* START RECORDS SHOWN *

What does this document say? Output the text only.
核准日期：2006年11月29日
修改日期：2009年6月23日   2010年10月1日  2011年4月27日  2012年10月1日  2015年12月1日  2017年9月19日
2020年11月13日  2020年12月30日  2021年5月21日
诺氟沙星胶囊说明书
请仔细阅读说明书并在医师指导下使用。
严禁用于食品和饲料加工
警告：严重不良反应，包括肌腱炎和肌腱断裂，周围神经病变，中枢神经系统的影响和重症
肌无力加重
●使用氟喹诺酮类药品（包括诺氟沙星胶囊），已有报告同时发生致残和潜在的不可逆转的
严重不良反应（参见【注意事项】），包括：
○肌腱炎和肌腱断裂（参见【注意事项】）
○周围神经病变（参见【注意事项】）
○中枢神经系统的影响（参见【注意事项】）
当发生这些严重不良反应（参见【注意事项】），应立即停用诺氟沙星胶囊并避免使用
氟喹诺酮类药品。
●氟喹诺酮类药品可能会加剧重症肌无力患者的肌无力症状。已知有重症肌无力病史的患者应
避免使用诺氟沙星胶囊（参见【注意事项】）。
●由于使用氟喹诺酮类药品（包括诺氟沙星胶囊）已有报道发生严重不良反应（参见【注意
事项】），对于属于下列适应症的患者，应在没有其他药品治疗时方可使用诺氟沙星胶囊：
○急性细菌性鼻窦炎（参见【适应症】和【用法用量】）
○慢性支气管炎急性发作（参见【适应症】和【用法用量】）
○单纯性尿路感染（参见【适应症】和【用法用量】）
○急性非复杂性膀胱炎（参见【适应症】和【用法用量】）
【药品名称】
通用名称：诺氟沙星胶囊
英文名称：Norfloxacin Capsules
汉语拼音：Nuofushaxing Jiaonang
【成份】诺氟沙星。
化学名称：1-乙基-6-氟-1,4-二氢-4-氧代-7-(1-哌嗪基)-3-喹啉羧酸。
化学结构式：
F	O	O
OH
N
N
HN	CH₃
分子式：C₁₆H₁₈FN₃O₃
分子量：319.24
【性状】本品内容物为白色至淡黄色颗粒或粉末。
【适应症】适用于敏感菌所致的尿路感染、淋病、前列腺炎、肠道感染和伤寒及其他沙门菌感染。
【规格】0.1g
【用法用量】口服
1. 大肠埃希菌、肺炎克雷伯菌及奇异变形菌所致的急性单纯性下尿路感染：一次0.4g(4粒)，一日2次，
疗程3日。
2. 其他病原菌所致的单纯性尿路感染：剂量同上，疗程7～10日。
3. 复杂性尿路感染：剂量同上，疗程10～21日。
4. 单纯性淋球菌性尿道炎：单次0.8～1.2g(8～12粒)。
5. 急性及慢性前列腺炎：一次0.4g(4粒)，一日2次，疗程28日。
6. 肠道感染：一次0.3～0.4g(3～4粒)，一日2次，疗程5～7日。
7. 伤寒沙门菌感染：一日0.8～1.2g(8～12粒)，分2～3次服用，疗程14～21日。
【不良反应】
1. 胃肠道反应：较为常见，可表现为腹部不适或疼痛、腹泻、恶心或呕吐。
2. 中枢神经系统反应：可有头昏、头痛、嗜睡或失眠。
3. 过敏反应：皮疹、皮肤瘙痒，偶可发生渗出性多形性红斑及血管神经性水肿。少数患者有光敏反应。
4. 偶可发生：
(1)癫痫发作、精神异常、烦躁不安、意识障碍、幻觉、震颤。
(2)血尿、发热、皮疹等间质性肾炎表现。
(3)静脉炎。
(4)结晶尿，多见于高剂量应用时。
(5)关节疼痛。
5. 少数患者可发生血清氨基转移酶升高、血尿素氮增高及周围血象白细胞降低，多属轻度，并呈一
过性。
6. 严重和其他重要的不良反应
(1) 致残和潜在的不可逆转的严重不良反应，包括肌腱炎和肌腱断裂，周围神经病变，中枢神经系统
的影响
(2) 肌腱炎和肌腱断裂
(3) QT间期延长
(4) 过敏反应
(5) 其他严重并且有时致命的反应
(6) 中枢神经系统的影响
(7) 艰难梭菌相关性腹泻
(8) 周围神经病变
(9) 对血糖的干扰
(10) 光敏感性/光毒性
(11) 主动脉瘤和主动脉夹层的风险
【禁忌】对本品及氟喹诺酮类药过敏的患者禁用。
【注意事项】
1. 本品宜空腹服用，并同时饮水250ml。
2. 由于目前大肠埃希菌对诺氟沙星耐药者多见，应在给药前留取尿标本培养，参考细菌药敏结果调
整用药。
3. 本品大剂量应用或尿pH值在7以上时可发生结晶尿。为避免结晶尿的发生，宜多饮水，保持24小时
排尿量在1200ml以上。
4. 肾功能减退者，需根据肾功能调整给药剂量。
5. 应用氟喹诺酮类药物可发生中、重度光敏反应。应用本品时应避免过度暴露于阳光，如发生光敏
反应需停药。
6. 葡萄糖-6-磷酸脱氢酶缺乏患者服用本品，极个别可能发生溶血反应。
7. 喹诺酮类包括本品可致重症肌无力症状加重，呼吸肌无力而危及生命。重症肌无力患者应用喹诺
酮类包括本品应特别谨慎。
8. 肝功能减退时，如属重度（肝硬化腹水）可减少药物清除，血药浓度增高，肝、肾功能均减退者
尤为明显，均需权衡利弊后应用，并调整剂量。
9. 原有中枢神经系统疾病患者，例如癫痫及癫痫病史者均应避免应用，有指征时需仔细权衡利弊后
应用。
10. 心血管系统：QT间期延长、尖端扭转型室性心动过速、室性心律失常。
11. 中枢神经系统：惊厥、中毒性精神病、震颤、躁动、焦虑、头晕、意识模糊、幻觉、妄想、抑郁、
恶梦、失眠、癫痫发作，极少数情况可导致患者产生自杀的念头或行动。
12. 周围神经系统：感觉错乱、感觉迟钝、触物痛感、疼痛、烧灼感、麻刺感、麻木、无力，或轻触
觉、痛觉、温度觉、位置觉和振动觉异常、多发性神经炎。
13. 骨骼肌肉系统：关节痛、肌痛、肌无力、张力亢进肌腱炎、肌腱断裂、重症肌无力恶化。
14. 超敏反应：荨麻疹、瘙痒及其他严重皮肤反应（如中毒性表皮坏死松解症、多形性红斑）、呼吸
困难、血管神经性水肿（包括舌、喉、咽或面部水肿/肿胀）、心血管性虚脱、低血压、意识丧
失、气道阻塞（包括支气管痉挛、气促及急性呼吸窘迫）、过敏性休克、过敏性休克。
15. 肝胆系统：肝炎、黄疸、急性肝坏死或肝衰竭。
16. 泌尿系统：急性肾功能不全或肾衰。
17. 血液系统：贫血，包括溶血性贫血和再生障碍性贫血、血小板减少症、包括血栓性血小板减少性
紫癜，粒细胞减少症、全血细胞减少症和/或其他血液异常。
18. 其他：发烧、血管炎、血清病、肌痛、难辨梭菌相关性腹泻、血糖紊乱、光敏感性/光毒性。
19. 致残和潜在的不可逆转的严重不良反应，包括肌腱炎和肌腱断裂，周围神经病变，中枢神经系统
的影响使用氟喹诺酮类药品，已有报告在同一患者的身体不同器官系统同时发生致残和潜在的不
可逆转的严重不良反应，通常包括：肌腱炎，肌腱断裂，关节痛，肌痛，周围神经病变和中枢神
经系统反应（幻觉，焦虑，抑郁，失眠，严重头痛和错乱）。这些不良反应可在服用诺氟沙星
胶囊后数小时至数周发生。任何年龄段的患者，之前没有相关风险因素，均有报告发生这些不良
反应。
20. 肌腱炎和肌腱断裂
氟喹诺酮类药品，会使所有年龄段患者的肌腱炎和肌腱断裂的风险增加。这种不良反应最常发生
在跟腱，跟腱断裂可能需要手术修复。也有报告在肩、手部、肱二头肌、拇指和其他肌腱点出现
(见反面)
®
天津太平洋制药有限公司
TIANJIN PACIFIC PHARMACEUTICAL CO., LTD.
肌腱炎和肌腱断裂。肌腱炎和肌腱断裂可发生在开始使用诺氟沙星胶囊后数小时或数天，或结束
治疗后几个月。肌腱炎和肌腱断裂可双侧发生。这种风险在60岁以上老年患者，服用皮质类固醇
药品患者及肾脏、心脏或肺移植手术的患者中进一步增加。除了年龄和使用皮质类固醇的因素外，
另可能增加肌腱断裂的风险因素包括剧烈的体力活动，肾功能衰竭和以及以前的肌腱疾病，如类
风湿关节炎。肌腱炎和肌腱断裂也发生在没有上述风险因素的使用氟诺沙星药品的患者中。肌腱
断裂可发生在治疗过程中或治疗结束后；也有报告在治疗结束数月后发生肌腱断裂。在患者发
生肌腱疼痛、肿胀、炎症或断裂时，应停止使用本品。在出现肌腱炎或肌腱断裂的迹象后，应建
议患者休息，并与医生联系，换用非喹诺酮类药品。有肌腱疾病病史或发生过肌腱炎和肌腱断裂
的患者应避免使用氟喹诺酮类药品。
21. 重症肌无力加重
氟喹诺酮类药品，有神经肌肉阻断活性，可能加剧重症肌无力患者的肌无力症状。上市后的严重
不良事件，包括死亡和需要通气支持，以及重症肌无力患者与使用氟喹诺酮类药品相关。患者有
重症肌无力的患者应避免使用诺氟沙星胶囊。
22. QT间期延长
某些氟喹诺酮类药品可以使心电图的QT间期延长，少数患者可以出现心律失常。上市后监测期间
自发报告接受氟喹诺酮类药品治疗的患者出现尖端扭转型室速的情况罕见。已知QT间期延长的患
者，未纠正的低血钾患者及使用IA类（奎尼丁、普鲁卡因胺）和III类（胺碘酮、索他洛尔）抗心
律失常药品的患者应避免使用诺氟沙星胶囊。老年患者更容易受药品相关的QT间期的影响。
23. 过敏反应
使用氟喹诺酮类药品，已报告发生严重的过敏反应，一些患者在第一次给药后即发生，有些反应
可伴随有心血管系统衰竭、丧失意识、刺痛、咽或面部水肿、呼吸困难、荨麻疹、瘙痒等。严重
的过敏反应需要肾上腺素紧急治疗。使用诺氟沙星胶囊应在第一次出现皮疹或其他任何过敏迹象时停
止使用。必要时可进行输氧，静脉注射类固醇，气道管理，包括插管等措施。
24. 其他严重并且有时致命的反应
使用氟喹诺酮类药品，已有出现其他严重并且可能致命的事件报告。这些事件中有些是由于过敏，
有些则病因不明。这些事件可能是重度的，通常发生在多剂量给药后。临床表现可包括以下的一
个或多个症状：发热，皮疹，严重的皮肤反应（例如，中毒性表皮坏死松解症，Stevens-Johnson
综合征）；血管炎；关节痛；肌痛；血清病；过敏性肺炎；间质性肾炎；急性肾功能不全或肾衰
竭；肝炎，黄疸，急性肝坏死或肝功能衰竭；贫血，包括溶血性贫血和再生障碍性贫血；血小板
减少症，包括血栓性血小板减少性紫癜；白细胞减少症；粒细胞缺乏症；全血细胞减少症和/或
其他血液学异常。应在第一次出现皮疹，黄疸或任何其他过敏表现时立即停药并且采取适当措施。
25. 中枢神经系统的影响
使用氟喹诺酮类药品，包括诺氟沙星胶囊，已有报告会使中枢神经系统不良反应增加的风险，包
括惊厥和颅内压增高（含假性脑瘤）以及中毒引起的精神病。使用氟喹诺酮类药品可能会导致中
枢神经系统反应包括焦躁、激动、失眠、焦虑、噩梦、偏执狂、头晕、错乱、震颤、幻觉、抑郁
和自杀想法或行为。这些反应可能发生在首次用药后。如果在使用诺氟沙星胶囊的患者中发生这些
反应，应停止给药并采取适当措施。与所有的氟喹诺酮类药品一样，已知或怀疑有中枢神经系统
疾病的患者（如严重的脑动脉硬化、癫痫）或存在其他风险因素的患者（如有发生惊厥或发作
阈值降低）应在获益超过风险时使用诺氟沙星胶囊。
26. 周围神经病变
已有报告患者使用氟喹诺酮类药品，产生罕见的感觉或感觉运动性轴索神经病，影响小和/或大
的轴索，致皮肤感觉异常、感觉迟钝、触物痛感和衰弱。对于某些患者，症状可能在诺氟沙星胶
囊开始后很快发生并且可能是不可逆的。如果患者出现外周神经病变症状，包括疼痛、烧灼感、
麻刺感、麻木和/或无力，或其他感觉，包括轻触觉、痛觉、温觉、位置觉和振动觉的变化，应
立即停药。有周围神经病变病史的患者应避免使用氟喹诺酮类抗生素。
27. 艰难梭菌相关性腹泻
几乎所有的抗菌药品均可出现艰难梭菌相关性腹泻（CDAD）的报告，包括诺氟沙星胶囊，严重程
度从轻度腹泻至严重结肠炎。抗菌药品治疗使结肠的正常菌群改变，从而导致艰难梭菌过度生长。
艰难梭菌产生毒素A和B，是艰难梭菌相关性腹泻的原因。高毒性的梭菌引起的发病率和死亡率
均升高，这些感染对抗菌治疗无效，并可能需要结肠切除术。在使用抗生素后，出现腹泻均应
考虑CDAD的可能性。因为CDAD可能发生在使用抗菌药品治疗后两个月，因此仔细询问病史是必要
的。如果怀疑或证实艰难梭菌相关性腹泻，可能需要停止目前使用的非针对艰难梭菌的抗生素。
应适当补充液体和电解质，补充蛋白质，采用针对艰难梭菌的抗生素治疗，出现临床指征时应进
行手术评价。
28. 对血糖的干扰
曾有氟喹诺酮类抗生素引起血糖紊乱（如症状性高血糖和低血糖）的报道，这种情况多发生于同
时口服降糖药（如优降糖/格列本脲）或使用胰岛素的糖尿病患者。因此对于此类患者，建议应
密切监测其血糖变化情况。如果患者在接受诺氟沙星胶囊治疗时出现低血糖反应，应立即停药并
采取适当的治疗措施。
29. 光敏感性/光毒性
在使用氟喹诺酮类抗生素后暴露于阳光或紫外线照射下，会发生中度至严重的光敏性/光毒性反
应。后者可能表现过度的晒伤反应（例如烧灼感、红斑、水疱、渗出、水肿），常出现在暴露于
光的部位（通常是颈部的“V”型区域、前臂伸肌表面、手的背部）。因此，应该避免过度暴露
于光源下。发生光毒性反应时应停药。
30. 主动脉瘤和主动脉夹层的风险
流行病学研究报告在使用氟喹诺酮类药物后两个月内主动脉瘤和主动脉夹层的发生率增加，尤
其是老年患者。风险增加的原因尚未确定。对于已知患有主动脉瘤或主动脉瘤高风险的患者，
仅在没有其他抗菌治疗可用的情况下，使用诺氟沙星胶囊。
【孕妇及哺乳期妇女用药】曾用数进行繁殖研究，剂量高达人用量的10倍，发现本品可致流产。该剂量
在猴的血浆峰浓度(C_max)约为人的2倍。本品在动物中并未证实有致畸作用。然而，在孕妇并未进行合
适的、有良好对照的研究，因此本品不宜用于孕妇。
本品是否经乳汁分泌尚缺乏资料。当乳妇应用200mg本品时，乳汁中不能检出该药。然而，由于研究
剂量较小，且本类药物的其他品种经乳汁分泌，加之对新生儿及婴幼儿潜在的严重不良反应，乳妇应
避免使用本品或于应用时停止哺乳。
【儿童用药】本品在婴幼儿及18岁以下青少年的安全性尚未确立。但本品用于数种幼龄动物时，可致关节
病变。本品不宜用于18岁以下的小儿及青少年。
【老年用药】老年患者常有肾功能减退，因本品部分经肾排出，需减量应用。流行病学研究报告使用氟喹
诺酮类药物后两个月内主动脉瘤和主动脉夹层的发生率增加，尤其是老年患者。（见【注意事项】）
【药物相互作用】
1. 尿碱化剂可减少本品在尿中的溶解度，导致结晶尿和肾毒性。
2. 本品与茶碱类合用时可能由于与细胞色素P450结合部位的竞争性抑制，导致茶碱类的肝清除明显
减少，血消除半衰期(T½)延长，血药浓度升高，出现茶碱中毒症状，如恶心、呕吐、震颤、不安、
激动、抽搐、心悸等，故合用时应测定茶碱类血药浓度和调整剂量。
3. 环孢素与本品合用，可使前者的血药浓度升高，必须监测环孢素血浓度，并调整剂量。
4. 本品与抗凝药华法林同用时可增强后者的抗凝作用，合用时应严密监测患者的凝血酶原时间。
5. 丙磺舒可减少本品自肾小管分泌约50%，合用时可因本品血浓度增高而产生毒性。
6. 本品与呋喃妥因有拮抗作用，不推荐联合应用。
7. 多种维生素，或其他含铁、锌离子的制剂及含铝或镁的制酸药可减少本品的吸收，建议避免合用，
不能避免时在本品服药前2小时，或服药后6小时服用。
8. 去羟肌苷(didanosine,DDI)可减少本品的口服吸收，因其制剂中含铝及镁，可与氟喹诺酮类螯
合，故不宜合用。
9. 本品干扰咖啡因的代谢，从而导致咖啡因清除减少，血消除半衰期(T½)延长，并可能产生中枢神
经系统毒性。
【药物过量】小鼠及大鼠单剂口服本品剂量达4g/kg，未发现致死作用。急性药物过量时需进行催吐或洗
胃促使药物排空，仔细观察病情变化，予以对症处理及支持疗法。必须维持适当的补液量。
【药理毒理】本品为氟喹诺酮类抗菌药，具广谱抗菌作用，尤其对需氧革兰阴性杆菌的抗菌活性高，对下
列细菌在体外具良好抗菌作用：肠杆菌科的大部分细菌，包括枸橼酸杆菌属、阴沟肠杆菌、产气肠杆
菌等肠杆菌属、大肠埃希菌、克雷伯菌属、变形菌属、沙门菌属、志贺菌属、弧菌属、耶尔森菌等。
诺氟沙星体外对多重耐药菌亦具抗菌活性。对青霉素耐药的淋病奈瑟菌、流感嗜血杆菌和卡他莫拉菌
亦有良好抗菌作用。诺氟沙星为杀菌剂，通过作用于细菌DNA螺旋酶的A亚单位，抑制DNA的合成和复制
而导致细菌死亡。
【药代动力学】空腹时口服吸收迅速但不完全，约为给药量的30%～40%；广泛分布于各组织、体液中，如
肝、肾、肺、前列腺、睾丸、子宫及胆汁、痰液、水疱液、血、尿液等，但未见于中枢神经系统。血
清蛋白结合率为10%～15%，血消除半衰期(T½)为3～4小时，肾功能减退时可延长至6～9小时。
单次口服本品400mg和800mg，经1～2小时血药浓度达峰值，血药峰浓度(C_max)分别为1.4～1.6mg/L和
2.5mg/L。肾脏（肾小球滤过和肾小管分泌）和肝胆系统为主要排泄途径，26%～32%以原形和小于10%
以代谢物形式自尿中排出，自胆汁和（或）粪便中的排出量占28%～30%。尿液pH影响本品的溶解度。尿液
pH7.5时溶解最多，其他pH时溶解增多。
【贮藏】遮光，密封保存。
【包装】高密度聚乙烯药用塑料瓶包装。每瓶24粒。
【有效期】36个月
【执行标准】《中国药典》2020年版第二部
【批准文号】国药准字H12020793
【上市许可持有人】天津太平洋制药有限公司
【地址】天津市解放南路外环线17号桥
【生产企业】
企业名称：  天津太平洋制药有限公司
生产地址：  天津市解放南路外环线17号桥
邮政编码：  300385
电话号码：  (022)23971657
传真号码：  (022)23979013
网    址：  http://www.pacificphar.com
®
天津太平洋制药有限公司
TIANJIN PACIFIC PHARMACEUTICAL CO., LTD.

* END RECORDS SHOWN *

WORK TO BE COMPLETED: Pull out all lines containing the word "主动脉瘤和主动脉夹层的风险" from the entries above.

RESULT OF THE EXERCISE:
(11) 主动脉瘤和主动脉夹层的风险
30. 主动脉瘤和主动脉夹层的风险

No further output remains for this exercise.